## PROBLEM TO SOLVE
Copy every line that holds "ESTÁ".

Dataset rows

** START **

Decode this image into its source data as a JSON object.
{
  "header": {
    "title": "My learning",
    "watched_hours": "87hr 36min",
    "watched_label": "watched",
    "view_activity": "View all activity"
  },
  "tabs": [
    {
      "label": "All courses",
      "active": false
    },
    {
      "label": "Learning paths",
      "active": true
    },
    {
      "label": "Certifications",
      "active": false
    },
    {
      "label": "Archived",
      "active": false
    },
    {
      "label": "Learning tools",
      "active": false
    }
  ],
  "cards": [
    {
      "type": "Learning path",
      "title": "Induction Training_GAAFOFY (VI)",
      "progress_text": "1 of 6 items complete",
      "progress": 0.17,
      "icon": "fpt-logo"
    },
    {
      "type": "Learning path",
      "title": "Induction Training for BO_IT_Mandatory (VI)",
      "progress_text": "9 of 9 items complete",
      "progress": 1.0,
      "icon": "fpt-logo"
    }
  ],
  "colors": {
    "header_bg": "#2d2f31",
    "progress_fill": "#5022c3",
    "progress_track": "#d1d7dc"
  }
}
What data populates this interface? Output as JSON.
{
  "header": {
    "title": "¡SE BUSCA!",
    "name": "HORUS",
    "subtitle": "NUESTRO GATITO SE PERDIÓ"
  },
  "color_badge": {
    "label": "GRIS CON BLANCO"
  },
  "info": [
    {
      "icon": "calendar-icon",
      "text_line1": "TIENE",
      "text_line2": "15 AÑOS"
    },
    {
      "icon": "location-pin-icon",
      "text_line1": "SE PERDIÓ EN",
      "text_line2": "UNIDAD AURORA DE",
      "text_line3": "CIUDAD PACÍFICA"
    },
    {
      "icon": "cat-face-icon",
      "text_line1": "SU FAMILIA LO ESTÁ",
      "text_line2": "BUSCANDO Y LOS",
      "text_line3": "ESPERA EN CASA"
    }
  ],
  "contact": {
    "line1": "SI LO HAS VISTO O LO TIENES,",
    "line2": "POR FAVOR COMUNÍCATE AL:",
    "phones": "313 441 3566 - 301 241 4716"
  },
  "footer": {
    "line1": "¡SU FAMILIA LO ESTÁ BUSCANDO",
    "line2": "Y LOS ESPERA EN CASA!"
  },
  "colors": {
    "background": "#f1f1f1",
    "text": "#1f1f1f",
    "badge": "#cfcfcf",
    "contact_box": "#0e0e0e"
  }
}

** END **

## WORKED ANSWER
      "text_line1": "SU FAMILIA LO ESTÁ",
    "line1": "¡SU FAMILIA LO ESTÁ BUSCANDO",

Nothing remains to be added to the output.